* _TASK_: Every line below that contains "ylabel" is to be copied.

════════════════

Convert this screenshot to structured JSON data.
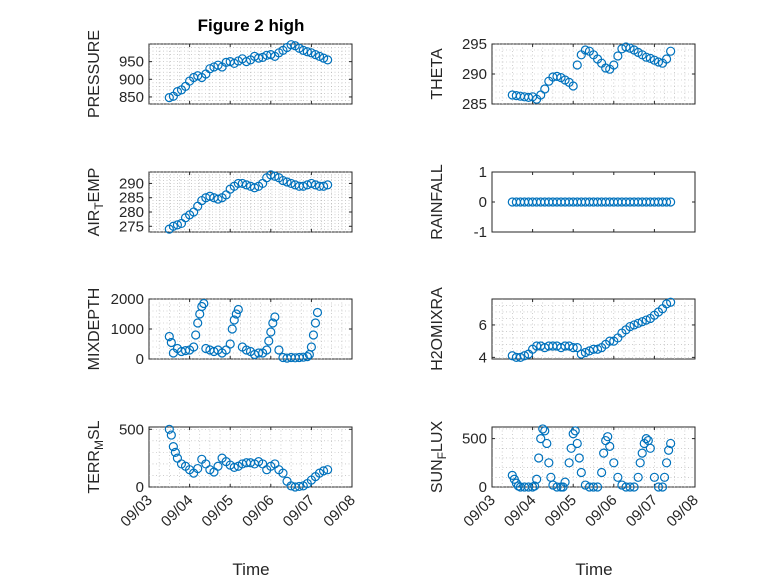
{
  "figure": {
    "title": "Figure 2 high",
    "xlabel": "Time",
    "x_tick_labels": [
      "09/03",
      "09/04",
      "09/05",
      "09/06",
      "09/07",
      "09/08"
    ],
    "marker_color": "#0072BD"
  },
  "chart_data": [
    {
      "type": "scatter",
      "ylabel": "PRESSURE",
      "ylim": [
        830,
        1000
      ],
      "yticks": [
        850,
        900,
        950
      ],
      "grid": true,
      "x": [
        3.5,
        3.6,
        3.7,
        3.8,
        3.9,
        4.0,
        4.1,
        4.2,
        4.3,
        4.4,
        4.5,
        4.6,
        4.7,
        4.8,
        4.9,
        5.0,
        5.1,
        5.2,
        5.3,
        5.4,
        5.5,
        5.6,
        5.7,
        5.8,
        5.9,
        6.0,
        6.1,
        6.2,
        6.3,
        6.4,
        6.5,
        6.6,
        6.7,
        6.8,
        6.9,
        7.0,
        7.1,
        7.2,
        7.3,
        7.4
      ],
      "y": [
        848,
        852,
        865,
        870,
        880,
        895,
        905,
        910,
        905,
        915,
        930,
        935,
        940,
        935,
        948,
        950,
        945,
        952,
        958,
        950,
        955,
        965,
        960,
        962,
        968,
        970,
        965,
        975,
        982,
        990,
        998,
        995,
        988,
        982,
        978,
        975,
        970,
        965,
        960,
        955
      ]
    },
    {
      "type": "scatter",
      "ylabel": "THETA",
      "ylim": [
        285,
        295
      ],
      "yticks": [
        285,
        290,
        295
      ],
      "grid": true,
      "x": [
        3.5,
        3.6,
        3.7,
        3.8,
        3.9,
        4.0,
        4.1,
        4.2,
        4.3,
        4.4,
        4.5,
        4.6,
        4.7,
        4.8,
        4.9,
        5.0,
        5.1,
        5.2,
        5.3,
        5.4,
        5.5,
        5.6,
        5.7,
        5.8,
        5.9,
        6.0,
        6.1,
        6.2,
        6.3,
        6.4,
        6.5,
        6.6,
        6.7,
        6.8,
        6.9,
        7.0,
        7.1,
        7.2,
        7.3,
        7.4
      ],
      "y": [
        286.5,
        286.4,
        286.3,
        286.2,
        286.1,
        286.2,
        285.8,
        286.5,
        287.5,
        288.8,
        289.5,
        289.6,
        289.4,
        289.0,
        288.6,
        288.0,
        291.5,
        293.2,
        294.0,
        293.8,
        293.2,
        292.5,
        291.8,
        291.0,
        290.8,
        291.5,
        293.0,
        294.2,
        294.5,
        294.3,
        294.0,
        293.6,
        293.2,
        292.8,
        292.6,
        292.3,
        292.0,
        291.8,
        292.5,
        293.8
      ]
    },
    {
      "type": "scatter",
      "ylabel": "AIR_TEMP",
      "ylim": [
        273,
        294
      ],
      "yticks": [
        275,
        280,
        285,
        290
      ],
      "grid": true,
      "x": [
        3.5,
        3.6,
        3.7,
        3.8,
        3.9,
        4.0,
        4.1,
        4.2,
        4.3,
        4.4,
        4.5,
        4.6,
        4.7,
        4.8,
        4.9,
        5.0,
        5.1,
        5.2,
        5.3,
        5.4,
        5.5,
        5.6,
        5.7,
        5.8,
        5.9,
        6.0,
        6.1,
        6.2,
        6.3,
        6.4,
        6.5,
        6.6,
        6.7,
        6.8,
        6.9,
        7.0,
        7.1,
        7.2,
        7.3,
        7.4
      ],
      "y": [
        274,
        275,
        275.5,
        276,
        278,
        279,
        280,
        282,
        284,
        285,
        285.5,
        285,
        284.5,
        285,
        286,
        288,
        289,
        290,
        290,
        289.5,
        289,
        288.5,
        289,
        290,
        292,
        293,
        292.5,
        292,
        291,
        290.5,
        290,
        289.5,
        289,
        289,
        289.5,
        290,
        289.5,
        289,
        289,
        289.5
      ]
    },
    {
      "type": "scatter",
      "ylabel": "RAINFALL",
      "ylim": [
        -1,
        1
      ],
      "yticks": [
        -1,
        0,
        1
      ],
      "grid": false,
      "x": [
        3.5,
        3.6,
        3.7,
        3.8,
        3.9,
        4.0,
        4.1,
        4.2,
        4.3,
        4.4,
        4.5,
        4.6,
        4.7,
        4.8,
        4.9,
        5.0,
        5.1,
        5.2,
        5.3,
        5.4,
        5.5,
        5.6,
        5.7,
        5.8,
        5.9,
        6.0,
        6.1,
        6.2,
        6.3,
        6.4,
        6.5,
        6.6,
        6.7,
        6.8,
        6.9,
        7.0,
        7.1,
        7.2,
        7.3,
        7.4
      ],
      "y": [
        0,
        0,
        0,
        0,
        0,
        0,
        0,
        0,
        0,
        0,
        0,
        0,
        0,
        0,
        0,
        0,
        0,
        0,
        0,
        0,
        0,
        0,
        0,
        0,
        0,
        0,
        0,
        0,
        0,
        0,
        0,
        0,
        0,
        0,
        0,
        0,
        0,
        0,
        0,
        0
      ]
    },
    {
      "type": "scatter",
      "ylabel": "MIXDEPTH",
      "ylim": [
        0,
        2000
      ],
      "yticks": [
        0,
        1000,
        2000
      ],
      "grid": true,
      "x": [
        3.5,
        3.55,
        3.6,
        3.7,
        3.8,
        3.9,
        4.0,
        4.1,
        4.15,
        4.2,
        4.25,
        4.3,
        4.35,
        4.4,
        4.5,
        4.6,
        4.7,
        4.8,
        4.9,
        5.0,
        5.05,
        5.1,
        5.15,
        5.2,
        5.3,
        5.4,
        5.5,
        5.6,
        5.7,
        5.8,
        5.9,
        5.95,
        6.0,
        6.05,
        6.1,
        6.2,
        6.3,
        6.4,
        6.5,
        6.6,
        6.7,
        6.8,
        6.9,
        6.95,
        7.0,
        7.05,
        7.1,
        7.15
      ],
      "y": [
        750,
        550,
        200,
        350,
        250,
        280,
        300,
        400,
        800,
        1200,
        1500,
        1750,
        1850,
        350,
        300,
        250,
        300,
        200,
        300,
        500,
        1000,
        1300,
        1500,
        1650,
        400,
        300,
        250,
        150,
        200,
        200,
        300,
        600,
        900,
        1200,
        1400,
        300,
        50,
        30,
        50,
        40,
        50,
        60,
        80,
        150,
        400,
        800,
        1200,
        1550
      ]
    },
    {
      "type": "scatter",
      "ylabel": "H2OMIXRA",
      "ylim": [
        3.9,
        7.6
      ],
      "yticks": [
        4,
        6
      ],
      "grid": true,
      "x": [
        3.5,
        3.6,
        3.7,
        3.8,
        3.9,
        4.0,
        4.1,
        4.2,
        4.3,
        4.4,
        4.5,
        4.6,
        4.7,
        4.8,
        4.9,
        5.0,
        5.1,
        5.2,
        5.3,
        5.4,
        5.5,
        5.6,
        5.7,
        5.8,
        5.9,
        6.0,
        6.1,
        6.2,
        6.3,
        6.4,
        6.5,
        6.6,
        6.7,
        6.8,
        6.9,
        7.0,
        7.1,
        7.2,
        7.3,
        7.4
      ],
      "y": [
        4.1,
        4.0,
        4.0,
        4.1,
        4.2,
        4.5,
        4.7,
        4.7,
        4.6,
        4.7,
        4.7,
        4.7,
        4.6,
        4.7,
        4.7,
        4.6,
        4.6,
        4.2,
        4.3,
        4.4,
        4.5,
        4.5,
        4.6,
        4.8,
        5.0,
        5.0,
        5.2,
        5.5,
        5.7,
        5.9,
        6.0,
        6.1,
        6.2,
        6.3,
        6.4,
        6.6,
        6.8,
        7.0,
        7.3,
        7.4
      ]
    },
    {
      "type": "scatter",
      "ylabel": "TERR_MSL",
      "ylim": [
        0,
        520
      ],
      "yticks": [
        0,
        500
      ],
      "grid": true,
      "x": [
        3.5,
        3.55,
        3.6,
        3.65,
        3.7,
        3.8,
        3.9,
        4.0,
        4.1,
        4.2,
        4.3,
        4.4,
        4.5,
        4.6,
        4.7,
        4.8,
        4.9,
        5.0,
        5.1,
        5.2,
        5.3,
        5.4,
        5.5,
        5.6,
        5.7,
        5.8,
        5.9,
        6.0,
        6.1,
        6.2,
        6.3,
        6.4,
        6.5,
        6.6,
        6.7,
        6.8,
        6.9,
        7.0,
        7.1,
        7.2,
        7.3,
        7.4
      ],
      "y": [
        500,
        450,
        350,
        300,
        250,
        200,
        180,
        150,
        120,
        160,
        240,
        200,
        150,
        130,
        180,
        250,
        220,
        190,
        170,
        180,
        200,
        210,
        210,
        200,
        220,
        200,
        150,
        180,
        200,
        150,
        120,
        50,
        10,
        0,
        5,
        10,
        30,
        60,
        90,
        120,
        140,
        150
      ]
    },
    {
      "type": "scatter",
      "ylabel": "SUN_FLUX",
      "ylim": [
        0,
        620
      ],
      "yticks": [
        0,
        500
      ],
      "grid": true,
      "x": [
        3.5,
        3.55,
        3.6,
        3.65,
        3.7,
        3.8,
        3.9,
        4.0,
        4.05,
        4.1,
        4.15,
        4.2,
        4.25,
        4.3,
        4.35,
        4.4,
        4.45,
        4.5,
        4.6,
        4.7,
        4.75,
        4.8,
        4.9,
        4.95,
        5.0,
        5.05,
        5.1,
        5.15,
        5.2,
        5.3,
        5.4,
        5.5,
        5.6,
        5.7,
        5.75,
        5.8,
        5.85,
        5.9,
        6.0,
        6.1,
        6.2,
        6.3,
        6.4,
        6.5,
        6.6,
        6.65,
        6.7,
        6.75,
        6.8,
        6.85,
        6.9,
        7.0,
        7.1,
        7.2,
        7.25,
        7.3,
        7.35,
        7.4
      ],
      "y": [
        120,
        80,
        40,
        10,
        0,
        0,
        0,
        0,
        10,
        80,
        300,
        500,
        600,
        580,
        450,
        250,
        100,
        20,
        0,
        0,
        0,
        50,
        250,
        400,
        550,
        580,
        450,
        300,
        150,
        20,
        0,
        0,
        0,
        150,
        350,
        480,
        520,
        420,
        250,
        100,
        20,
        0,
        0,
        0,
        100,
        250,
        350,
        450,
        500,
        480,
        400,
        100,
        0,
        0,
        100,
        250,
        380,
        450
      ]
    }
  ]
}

════════════════

* _ANSWER_:
      "ylabel": "PRESSURE",
      "ylabel": "THETA",
      "ylabel": "AIR_TEMP",
      "ylabel": "RAINFALL",
      "ylabel": "MIXDEPTH",
      "ylabel": "H2OMIXRA",
      "ylabel": "TERR_MSL",
      "ylabel": "SUN_FLUX",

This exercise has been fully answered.